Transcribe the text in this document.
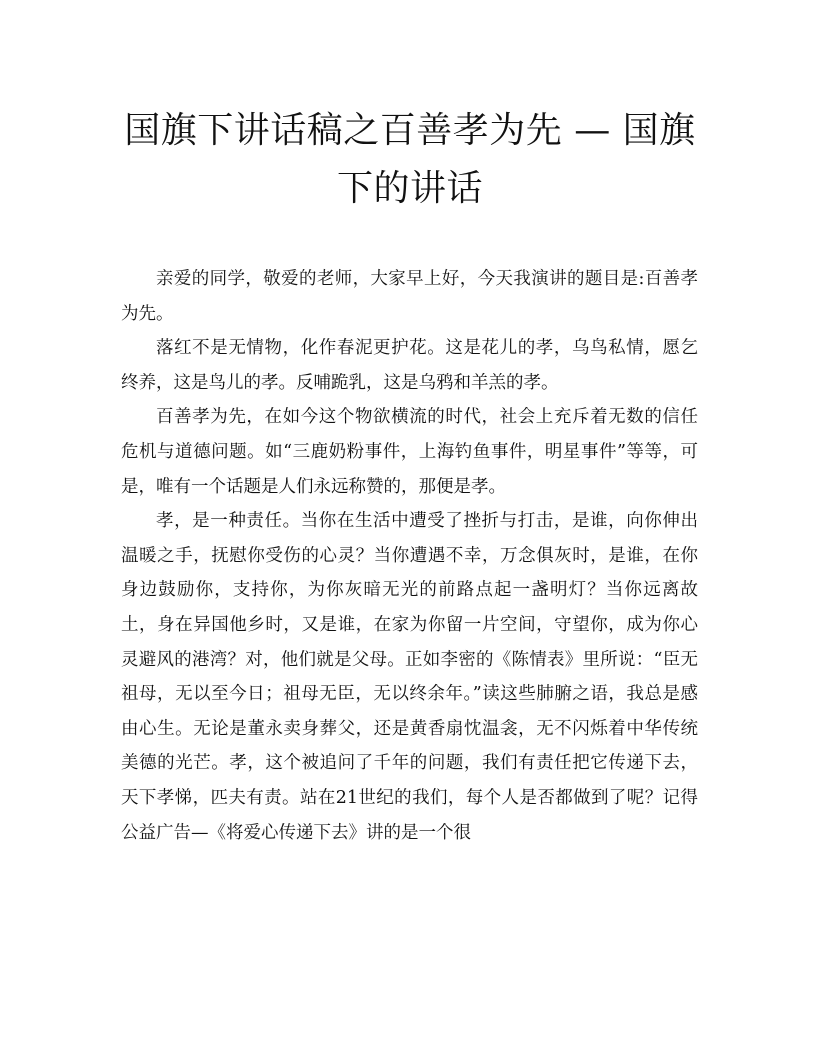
国旗下讲话稿之百善孝为先 — 国旗下的讲话

亲爱的同学，敬爱的老师，大家早上好，今天我演讲的题目是:百善孝为先。

落红不是无情物，化作春泥更护花。这是花儿的孝，乌鸟私情，愿乞终养，这是鸟儿的孝。反哺跪乳，这是乌鸦和羊羔的孝。

百善孝为先，在如今这个物欲横流的时代，社会上充斥着无数的信任危机与道德问题。如“三鹿奶粉事件，上海钓鱼事件，明星事件”等等，可是，唯有一个话题是人们永远称赞的，那便是孝。

孝，是一种责任。当你在生活中遭受了挫折与打击，是谁，向你伸出温暖之手，抚慰你受伤的心灵？当你遭遇不幸，万念俱灰时，是谁，在你身边鼓励你，支持你，为你灰暗无光的前路点起一盏明灯？当你远离故土，身在异国他乡时，又是谁，在家为你留一片空间，守望你，成为你心灵避风的港湾？对，他们就是父母。正如李密的《陈情表》里所说：“臣无祖母，无以至今日；祖母无臣，无以终余年。”读这些肺腑之语，我总是感由心生。无论是董永卖身葬父，还是黄香扇忱温衾，无不闪烁着中华传统美德的光芒。孝，这个被追问了千年的问题，我们有责任把它传递下去，天下孝悌，匹夫有责。站在21世纪的我们，每个人是否都做到了呢？记得公益广告—《将爱心传递下去》讲的是一个很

-*-

What the task requires: Repeat each entry precisely as it appears. Leave the pictures out.

Output for this exercise:
Transcribe the text in this document.
国旗下讲话稿之百善孝为先 — 国旗下的讲话

亲爱的同学，敬爱的老师，大家早上好，今天我演讲的题目是:百善孝为先。

落红不是无情物，化作春泥更护花。这是花儿的孝，乌鸟私情，愿乞终养，这是鸟儿的孝。反哺跪乳，这是乌鸦和羊羔的孝。

百善孝为先，在如今这个物欲横流的时代，社会上充斥着无数的信任危机与道德问题。如“三鹿奶粉事件，上海钓鱼事件，明星事件”等等，可是，唯有一个话题是人们永远称赞的，那便是孝。

孝，是一种责任。当你在生活中遭受了挫折与打击，是谁，向你伸出温暖之手，抚慰你受伤的心灵？当你遭遇不幸，万念俱灰时，是谁，在你身边鼓励你，支持你，为你灰暗无光的前路点起一盏明灯？当你远离故土，身在异国他乡时，又是谁，在家为你留一片空间，守望你，成为你心灵避风的港湾？对，他们就是父母。正如李密的《陈情表》里所说：“臣无祖母，无以至今日；祖母无臣，无以终余年。”读这些肺腑之语，我总是感由心生。无论是董永卖身葬父，还是黄香扇忱温衾，无不闪烁着中华传统美德的光芒。孝，这个被追问了千年的问题，我们有责任把它传递下去，天下孝悌，匹夫有责。站在21世纪的我们，每个人是否都做到了呢？记得公益广告—《将爱心传递下去》讲的是一个很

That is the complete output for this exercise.